## What the exercise asks
Single out the lines that include the word "Andel". Copy them.

## Records to use
▼▼▼

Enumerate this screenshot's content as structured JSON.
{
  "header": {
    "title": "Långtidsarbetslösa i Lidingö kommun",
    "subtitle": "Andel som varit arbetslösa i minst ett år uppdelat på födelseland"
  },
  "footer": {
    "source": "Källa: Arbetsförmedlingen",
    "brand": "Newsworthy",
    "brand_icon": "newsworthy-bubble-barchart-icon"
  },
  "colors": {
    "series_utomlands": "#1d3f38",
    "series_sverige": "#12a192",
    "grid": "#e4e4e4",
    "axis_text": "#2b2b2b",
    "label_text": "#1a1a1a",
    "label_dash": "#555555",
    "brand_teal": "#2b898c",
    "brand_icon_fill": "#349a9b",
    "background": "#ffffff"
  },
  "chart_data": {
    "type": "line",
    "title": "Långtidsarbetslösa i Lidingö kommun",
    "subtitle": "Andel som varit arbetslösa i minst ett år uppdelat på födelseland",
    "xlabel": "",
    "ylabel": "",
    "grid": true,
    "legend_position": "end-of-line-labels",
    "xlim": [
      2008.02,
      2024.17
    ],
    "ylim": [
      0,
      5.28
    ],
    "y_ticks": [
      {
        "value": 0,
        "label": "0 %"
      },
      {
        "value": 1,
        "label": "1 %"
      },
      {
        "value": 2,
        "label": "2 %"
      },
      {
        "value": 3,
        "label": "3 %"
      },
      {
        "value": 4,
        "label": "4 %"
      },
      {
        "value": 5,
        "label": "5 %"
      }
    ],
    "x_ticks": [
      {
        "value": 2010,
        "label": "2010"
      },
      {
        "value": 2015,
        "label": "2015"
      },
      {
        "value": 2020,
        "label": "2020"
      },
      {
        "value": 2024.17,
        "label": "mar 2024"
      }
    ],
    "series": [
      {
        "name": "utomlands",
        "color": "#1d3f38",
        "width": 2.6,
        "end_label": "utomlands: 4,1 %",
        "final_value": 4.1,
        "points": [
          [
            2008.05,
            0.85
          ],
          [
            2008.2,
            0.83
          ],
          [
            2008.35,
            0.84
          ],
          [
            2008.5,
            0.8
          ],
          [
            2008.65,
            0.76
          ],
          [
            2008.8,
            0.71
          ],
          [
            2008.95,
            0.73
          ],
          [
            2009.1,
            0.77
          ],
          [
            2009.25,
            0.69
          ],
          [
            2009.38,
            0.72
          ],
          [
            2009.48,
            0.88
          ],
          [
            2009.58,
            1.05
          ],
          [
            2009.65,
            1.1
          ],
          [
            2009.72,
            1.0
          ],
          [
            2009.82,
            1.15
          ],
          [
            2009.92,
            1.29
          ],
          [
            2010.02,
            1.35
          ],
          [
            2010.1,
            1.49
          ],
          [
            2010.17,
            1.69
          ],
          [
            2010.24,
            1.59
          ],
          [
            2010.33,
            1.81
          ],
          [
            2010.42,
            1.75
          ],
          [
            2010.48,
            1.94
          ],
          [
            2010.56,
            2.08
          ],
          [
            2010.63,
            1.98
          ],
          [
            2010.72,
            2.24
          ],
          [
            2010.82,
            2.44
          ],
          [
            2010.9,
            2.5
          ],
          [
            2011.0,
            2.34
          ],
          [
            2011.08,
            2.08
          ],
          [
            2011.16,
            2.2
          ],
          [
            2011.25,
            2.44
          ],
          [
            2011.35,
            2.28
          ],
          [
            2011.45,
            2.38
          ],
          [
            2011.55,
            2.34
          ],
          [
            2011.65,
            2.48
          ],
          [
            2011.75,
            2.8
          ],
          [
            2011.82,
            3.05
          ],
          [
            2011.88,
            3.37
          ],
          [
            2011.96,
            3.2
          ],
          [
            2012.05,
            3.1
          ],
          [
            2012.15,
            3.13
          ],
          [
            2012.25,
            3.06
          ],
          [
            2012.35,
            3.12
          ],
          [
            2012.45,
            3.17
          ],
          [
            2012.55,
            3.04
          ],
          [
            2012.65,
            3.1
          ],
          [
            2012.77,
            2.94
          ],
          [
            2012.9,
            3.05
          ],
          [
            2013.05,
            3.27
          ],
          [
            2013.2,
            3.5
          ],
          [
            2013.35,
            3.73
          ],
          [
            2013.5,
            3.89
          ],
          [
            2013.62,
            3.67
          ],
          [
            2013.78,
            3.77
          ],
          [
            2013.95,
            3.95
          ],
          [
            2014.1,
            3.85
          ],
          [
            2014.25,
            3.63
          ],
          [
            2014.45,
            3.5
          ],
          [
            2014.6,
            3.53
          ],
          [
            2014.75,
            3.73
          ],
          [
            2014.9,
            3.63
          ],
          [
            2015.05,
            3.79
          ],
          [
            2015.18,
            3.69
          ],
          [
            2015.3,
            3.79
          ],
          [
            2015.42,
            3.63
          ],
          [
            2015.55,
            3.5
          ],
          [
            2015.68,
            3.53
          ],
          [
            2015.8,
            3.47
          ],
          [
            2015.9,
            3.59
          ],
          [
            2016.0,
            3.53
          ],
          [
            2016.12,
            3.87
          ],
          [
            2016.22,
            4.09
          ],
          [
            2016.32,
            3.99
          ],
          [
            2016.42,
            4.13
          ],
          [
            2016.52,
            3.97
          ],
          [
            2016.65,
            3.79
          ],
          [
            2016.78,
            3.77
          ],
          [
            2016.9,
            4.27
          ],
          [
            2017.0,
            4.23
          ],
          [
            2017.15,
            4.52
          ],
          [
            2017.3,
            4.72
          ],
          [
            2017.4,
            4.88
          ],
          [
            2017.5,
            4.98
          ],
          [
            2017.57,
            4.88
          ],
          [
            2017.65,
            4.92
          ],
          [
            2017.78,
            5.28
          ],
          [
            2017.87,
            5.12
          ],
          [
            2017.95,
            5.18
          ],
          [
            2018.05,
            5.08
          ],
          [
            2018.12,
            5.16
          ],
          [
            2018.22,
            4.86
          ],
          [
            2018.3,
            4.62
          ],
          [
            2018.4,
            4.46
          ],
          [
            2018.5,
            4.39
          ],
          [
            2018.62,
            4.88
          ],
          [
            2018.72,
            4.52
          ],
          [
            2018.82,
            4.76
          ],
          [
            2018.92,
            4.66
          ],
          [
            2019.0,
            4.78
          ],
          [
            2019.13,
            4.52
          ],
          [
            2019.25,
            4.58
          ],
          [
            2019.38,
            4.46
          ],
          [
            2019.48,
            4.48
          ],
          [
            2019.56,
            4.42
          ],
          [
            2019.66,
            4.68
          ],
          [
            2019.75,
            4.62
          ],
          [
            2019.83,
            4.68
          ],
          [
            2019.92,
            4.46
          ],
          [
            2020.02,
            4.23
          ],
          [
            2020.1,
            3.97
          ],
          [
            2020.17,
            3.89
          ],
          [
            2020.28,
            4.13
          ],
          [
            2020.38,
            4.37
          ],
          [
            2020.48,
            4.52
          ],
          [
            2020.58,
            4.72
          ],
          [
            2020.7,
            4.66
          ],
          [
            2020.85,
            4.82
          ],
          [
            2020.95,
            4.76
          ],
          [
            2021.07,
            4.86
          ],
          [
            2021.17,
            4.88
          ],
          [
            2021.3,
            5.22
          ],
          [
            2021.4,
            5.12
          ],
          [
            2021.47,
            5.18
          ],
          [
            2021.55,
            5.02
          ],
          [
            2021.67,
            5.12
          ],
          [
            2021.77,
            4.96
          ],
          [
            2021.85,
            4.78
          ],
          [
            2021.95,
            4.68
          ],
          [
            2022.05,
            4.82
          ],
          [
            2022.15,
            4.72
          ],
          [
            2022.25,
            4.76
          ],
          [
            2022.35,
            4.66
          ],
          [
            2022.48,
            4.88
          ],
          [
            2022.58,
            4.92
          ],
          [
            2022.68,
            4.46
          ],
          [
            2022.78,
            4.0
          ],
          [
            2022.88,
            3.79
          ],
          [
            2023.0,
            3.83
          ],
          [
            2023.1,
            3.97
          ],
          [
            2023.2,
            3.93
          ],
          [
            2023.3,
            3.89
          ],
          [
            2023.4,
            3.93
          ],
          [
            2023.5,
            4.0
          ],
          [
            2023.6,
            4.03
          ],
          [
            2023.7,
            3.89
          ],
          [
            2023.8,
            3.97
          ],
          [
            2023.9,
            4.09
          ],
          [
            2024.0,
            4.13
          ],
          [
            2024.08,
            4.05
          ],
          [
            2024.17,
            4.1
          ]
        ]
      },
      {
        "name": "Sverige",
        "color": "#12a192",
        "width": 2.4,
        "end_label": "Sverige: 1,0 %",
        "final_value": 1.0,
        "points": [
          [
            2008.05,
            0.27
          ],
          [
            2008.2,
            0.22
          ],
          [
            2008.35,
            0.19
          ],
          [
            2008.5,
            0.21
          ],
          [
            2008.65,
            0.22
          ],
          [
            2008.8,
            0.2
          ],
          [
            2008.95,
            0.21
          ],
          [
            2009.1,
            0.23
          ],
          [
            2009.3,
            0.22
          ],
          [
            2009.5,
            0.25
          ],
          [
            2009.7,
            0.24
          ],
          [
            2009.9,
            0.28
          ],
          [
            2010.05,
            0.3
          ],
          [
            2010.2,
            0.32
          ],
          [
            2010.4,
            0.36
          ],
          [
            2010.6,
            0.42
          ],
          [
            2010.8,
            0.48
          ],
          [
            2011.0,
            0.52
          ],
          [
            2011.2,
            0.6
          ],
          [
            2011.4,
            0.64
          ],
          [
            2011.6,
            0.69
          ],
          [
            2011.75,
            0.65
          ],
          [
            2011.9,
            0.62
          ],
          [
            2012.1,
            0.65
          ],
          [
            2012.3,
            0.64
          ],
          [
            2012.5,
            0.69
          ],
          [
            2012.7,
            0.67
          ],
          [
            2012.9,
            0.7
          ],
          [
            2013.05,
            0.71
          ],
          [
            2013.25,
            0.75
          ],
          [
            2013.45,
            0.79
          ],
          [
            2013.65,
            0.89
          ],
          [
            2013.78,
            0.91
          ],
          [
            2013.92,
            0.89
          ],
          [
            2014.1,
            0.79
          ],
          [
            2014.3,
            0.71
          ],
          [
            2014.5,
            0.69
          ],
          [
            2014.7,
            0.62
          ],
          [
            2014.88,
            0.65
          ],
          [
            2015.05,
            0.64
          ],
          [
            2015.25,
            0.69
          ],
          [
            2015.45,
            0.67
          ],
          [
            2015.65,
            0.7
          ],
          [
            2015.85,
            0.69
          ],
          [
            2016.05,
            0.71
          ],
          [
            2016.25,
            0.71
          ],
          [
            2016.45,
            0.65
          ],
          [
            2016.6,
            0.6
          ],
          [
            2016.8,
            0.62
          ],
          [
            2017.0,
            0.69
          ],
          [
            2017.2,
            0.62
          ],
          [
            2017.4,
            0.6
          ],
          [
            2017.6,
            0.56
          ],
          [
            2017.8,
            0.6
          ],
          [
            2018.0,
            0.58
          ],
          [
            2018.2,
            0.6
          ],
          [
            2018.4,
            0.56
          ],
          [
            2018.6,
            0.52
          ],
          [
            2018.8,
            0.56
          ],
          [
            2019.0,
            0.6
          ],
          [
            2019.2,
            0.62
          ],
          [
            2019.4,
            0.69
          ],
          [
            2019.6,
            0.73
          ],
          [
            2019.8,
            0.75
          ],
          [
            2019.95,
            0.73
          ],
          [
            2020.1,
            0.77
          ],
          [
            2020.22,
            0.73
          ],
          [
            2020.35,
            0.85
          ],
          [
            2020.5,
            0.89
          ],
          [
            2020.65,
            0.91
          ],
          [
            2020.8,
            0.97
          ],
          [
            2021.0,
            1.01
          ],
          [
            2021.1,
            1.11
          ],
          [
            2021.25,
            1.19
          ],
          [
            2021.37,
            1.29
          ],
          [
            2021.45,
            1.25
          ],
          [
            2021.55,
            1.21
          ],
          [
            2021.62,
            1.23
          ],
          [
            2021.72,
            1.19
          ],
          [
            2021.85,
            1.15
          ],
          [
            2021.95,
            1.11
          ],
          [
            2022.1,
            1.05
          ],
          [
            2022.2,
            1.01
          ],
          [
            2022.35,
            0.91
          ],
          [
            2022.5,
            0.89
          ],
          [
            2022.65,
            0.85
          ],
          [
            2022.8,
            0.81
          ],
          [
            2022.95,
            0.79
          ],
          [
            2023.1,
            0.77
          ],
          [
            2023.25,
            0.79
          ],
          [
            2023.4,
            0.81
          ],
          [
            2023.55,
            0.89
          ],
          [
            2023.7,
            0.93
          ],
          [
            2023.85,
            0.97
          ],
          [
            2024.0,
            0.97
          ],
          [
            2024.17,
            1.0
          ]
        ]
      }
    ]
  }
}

▲▲▲

## Solution to the exercise
    "subtitle": "Andel som varit arbetslösa i minst ett år uppdelat på födelseland"
    "subtitle": "Andel som varit arbetslösa i minst ett år uppdelat på födelseland",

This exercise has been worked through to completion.